··· ROWS

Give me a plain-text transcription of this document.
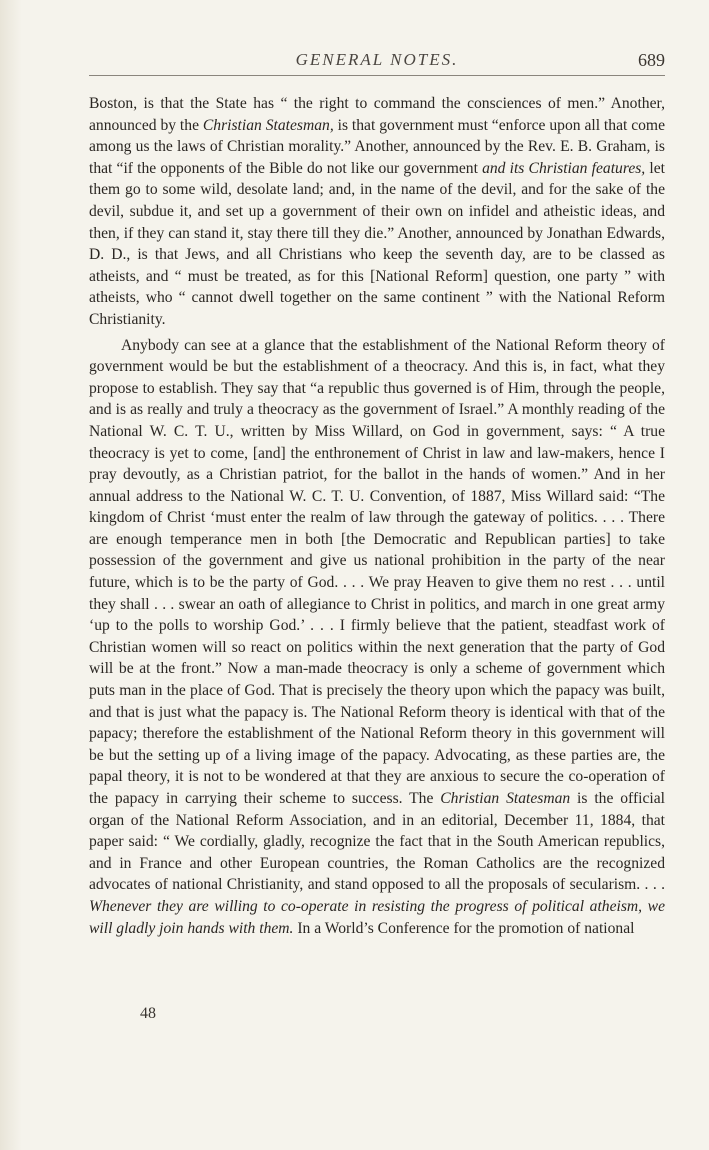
GENERAL NOTES.	689

Boston, is that the State has “ the right to command the consciences of men.” Another, announced by the Christian Statesman, is that government must “enforce upon all that come among us the laws of Christian morality.” Another, announced by the Rev. E. B. Graham, is that “if the opponents of the Bible do not like our government and its Christian features, let them go to some wild, desolate land; and, in the name of the devil, and for the sake of the devil, subdue it, and set up a government of their own on infidel and atheistic ideas, and then, if they can stand it, stay there till they die.” Another, announced by Jonathan Edwards, D. D., is that Jews, and all Christians who keep the seventh day, are to be classed as atheists, and “ must be treated, as for this [National Reform] question, one party ” with atheists, who “ cannot dwell together on the same continent ” with the National Reform Christianity.

Anybody can see at a glance that the establishment of the National Reform theory of government would be but the establishment of a theocracy. And this is, in fact, what they propose to establish. They say that “a republic thus governed is of Him, through the people, and is as really and truly a theocracy as the government of Israel.” A monthly reading of the National W. C. T. U., written by Miss Willard, on God in government, says: “ A true theocracy is yet to come, [and] the enthronement of Christ in law and law-makers, hence I pray devoutly, as a Christian patriot, for the ballot in the hands of women.” And in her annual address to the National W. C. T. U. Convention, of 1887, Miss Willard said: “The kingdom of Christ ‘must enter the realm of law through the gateway of politics. . . . There are enough temperance men in both [the Democratic and Republican parties] to take possession of the government and give us national prohibition in the party of the near future, which is to be the party of God. . . . We pray Heaven to give them no rest . . . until they shall . . . swear an oath of allegiance to Christ in politics, and march in one great army ‘up to the polls to worship God.’ . . . I firmly believe that the patient, steadfast work of Christian women will so react on politics within the next generation that the party of God will be at the front.” Now a man-made theocracy is only a scheme of government which puts man in the place of God. That is precisely the theory upon which the papacy was built, and that is just what the papacy is. The National Reform theory is identical with that of the papacy; therefore the establishment of the National Reform theory in this government will be but the setting up of a living image of the papacy. Advocating, as these parties are, the papal theory, it is not to be wondered at that they are anxious to secure the co-operation of the papacy in carrying their scheme to success. The Christian Statesman is the official organ of the National Reform Association, and in an editorial, December 11, 1884, that paper said: “ We cordially, gladly, recognize the fact that in the South American republics, and in France and other European countries, the Roman Catholics are the recognized advocates of national Christianity, and stand opposed to all the proposals of secularism. . . . Whenever they are willing to co-operate in resisting the progress of political atheism, we will gladly join hands with them. In a World’s Conference for the promotion of national

48
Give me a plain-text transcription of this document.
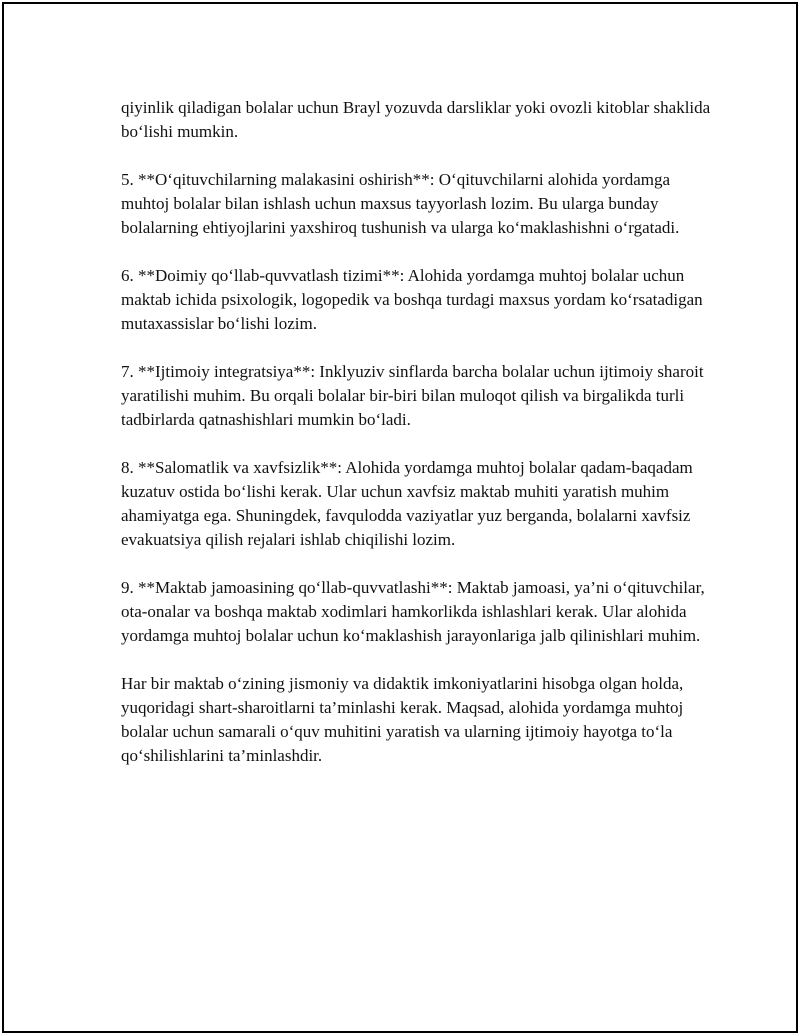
qiyinlik qiladigan bolalar uchun Brayl yozuvda darsliklar yoki ovozli kitoblar shaklida bo‘lishi mumkin.

5. **O‘qituvchilarning malakasini oshirish**: O‘qituvchilarni alohida yordamga muhtoj bolalar bilan ishlash uchun maxsus tayyorlash lozim. Bu ularga bunday bolalarning ehtiyojlarini yaxshiroq tushunish va ularga ko‘maklashishni o‘rgatadi.

6. **Doimiy qo‘llab-quvvatlash tizimi**: Alohida yordamga muhtoj bolalar uchun maktab ichida psixologik, logopedik va boshqa turdagi maxsus yordam ko‘rsatadigan mutaxassislar bo‘lishi lozim.

7. **Ijtimoiy integratsiya**: Inklyuziv sinflarda barcha bolalar uchun ijtimoiy sharoit yaratilishi muhim. Bu orqali bolalar bir-biri bilan muloqot qilish va birgalikda turli tadbirlarda qatnashishlari mumkin bo‘ladi.

8. **Salomatlik va xavfsizlik**: Alohida yordamga muhtoj bolalar qadam-baqadam kuzatuv ostida bo‘lishi kerak. Ular uchun xavfsiz maktab muhiti yaratish muhim ahamiyatga ega. Shuningdek, favqulodda vaziyatlar yuz berganda, bolalarni xavfsiz evakuatsiya qilish rejalari ishlab chiqilishi lozim.

9. **Maktab jamoasining qo‘llab-quvvatlashi**: Maktab jamoasi, ya’ni o‘qituvchilar, ota-onalar va boshqa maktab xodimlari hamkorlikda ishlashlari kerak. Ular alohida yordamga muhtoj bolalar uchun ko‘maklashish jarayonlariga jalb qilinishlari muhim.

Har bir maktab o‘zining jismoniy va didaktik imkoniyatlarini hisobga olgan holda, yuqoridagi shart-sharoitlarni ta’minlashi kerak. Maqsad, alohida yordamga muhtoj bolalar uchun samarali o‘quv muhitini yaratish va ularning ijtimoiy hayotga to‘la qo‘shilishlarini ta’minlashdir.
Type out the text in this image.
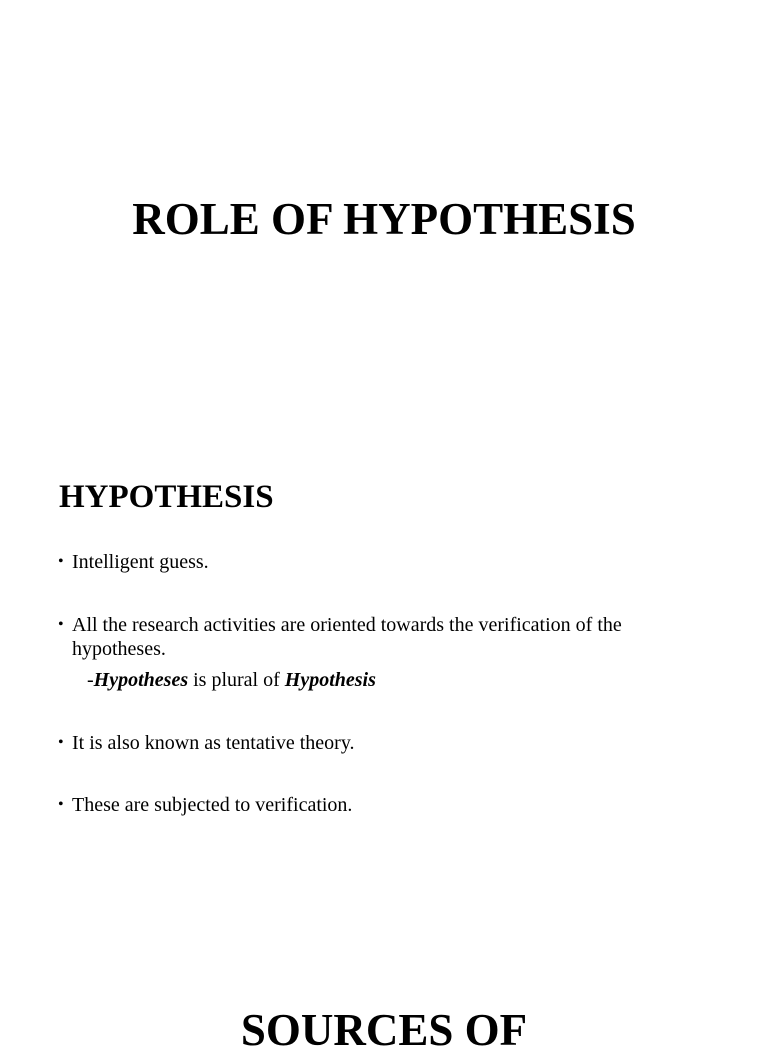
ROLE OF HYPOTHESIS
HYPOTHESIS
• Intelligent guess.
• All the research activities are oriented towards the verification of the hypotheses.
-Hypotheses is plural of Hypothesis
• It is also known as tentative theory.
• These are subjected to verification.
SOURCES OF
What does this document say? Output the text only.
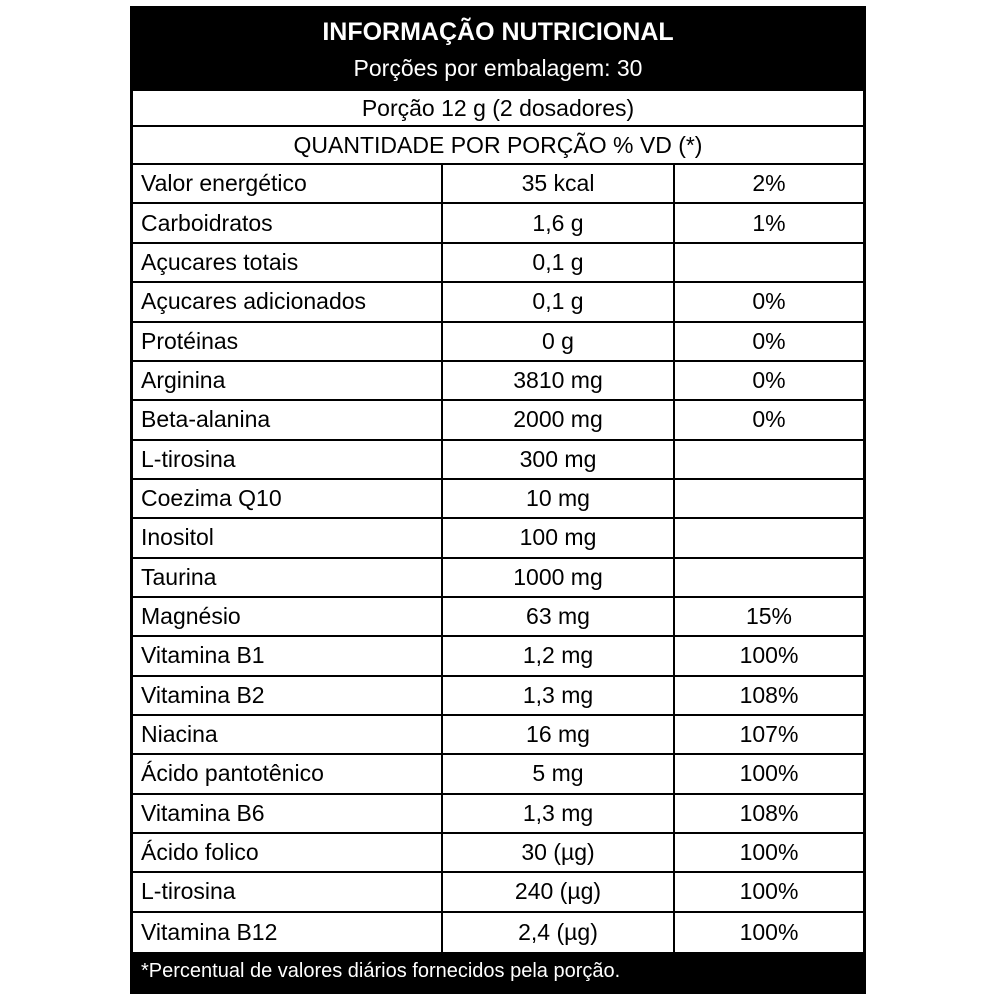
INFORMAÇÃO NUTRICIONAL
Porções por embalagem: 30
Porção 12 g (2 dosadores)
QUANTIDADE POR PORÇÃO % VD (*)
Valor energético	35 kcal	2%
Carboidratos	1,6 g	1%
Açucares totais	0,1 g
Açucares adicionados	0,1 g	0%
Protéinas	0 g	0%
Arginina	3810 mg	0%
Beta-alanina	2000 mg	0%
L-tirosina	300 mg
Coezima Q10	10 mg
Inositol	100 mg
Taurina	1000 mg
Magnésio	63 mg	15%
Vitamina B1	1,2 mg	100%
Vitamina B2	1,3 mg	108%
Niacina	16 mg	107%
Ácido pantotênico	5 mg	100%
Vitamina B6	1,3 mg	108%
Ácido folico	30 (µg)	100%
L-tirosina	240 (µg)	100%
Vitamina B12	2,4 (µg)	100%
*Percentual de valores diários fornecidos pela porção.
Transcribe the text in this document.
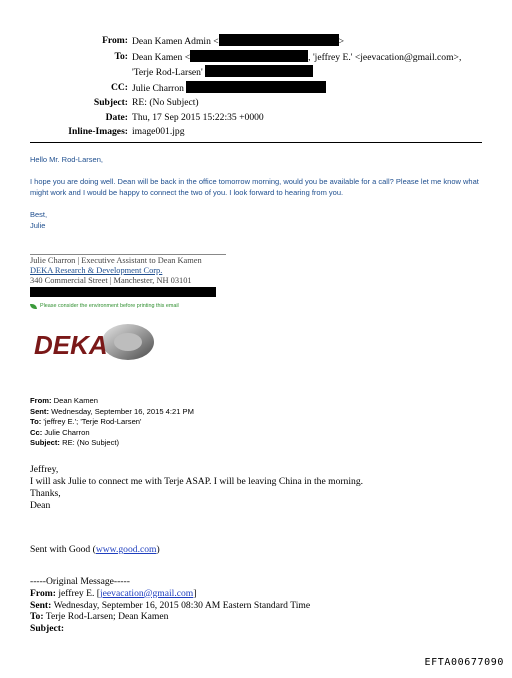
From: Dean Kamen Admin <	>
To: Dean Kamen <	, 'jeffrey E.' <jeevacation@gmail.com>, 'Terje Rod-Larsen'
CC: Julie Charron
Subject: RE: (No Subject)
Date: Thu, 17 Sep 2015 15:22:35 +0000
Inline-Images: image001.jpg
Hello Mr. Rod-Larsen,
I hope you are doing well. Dean will be back in the office tomorrow morning, would you be available for a call? Please let me know what might work and I would be happy to connect the two of you. I look forward to hearing from you.
Best,
Julie
Julie Charron | Executive Assistant to Dean Kamen
DEKA Research & Development Corp.
340 Commercial Street | Manchester, NH 03101
Please consider the environment before printing this email
DEKA
From: Dean Kamen
Sent: Wednesday, September 16, 2015 4:21 PM
To: 'jeffrey E.'; 'Terje Rod-Larsen'
Cc: Julie Charron
Subject: RE: (No Subject)
Jeffrey,
I will ask Julie to connect me with Terje ASAP. I will be leaving China in the morning.
Thanks,
Dean
Sent with Good (www.good.com)
-----Original Message-----
From: jeffrey E. [jeevacation@gmail.com]
Sent: Wednesday, September 16, 2015 08:30 AM Eastern Standard Time
To: Terje Rod-Larsen; Dean Kamen
Subject:
EFTA00677090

······

• _WRITTEN EXERCISE_: Copy each line holding the word "kerak" from the listing above.

• _FULL ANSWER_:
8. **Salomatlik va xavfsizlik**: Alohida yordamga muhtoj bolalar qadam-baqadam kuzatuv ostida bo‘lishi kerak. Ular uchun xavfsiz maktab muhiti yaratish muhim ahamiyatga ega. Shuningdek, favqulodda vaziyatlar yuz berganda, bolalarni xavfsiz evakuatsiya qilish rejalari ishlab chiqilishi lozim.
9. **Maktab jamoasining qo‘llab-quvvatlashi**: Maktab jamoasi, ya’ni o‘qituvchilar, ota-onalar va boshqa maktab xodimlari hamkorlikda ishlashlari kerak. Ular alohida yordamga muhtoj bolalar uchun ko‘maklashish jarayonlariga jalb qilinishlari muhim.
Har bir maktab o‘zining jismoniy va didaktik imkoniyatlarini hisobga olgan holda, yuqoridagi shart-sharoitlarni ta’minlashi kerak. Maqsad, alohida yordamga muhtoj bolalar uchun samarali o‘quv muhitini yaratish va ularning ijtimoiy hayotga to‘la qo‘shilishlarini ta’minlashdir.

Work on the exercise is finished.